### Aim of the task
Take the material below and write it all out again exactly.

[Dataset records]

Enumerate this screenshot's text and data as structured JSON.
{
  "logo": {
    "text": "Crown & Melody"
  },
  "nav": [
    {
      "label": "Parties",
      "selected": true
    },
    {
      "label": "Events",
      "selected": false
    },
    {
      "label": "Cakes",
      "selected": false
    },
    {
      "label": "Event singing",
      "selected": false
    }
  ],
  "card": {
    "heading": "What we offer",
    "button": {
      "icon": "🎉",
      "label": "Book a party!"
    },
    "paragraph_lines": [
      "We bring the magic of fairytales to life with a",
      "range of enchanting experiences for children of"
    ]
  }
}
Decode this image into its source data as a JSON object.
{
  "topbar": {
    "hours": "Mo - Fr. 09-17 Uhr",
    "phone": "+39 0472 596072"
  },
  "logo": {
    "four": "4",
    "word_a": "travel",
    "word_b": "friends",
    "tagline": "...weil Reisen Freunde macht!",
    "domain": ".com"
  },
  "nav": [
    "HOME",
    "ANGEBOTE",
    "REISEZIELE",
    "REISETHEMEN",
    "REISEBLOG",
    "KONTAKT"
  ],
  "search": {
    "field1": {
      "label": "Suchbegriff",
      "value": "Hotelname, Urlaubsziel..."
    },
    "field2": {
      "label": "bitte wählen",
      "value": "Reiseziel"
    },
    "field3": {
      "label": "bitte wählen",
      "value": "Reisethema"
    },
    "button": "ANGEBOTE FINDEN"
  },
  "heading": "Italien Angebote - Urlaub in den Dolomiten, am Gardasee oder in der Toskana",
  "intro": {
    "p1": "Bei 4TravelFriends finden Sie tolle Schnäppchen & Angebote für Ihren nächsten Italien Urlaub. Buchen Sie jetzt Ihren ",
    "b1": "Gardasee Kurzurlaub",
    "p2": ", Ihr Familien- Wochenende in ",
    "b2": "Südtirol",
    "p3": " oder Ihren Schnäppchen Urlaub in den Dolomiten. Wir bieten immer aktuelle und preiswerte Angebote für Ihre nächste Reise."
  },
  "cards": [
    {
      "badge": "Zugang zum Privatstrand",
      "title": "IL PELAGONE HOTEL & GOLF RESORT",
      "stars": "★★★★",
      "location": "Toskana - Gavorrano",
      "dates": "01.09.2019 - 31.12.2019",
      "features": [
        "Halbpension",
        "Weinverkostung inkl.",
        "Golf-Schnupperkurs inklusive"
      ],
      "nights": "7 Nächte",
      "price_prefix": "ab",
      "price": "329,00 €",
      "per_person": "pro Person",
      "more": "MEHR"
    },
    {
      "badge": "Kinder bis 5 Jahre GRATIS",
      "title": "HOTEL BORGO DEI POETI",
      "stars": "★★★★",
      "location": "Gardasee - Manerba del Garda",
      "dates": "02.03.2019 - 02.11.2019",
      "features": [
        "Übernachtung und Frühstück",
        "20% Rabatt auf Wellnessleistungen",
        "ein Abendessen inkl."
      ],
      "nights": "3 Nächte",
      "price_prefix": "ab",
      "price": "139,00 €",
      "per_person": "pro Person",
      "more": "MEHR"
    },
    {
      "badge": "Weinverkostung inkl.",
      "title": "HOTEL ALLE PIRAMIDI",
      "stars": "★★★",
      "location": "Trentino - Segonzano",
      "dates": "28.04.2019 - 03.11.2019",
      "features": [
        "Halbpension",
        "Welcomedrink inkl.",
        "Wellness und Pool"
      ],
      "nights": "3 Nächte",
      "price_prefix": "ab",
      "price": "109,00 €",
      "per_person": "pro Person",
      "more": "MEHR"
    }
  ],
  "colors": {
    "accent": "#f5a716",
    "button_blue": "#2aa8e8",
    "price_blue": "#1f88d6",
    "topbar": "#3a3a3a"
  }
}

### Response
Enumerate this screenshot's text and data as structured JSON.
{
  "logo": {
    "text": "Crown & Melody"
  },
  "nav": [
    {
      "label": "Parties",
      "selected": true
    },
    {
      "label": "Events",
      "selected": false
    },
    {
      "label": "Cakes",
      "selected": false
    },
    {
      "label": "Event singing",
      "selected": false
    }
  ],
  "card": {
    "heading": "What we offer",
    "button": {
      "icon": "🎉",
      "label": "Book a party!"
    },
    "paragraph_lines": [
      "We bring the magic of fairytales to life with a",
      "range of enchanting experiences for children of"
    ]
  }
}
Decode this image into its source data as a JSON object.
{
  "topbar": {
    "hours": "Mo - Fr. 09-17 Uhr",
    "phone": "+39 0472 596072"
  },
  "logo": {
    "four": "4",
    "word_a": "travel",
    "word_b": "friends",
    "tagline": "...weil Reisen Freunde macht!",
    "domain": ".com"
  },
  "nav": [
    "HOME",
    "ANGEBOTE",
    "REISEZIELE",
    "REISETHEMEN",
    "REISEBLOG",
    "KONTAKT"
  ],
  "search": {
    "field1": {
      "label": "Suchbegriff",
      "value": "Hotelname, Urlaubsziel..."
    },
    "field2": {
      "label": "bitte wählen",
      "value": "Reiseziel"
    },
    "field3": {
      "label": "bitte wählen",
      "value": "Reisethema"
    },
    "button": "ANGEBOTE FINDEN"
  },
  "heading": "Italien Angebote - Urlaub in den Dolomiten, am Gardasee oder in der Toskana",
  "intro": {
    "p1": "Bei 4TravelFriends finden Sie tolle Schnäppchen & Angebote für Ihren nächsten Italien Urlaub. Buchen Sie jetzt Ihren ",
    "b1": "Gardasee Kurzurlaub",
    "p2": ", Ihr Familien- Wochenende in ",
    "b2": "Südtirol",
    "p3": " oder Ihren Schnäppchen Urlaub in den Dolomiten. Wir bieten immer aktuelle und preiswerte Angebote für Ihre nächste Reise."
  },
  "cards": [
    {
      "badge": "Zugang zum Privatstrand",
      "title": "IL PELAGONE HOTEL & GOLF RESORT",
      "stars": "★★★★",
      "location": "Toskana - Gavorrano",
      "dates": "01.09.2019 - 31.12.2019",
      "features": [
        "Halbpension",
        "Weinverkostung inkl.",
        "Golf-Schnupperkurs inklusive"
      ],
      "nights": "7 Nächte",
      "price_prefix": "ab",
      "price": "329,00 €",
      "per_person": "pro Person",
      "more": "MEHR"
    },
    {
      "badge": "Kinder bis 5 Jahre GRATIS",
      "title": "HOTEL BORGO DEI POETI",
      "stars": "★★★★",
      "location": "Gardasee - Manerba del Garda",
      "dates": "02.03.2019 - 02.11.2019",
      "features": [
        "Übernachtung und Frühstück",
        "20% Rabatt auf Wellnessleistungen",
        "ein Abendessen inkl."
      ],
      "nights": "3 Nächte",
      "price_prefix": "ab",
      "price": "139,00 €",
      "per_person": "pro Person",
      "more": "MEHR"
    },
    {
      "badge": "Weinverkostung inkl.",
      "title": "HOTEL ALLE PIRAMIDI",
      "stars": "★★★",
      "location": "Trentino - Segonzano",
      "dates": "28.04.2019 - 03.11.2019",
      "features": [
        "Halbpension",
        "Welcomedrink inkl.",
        "Wellness und Pool"
      ],
      "nights": "3 Nächte",
      "price_prefix": "ab",
      "price": "109,00 €",
      "per_person": "pro Person",
      "more": "MEHR"
    }
  ],
  "colors": {
    "accent": "#f5a716",
    "button_blue": "#2aa8e8",
    "price_blue": "#1f88d6",
    "topbar": "#3a3a3a"
  }
}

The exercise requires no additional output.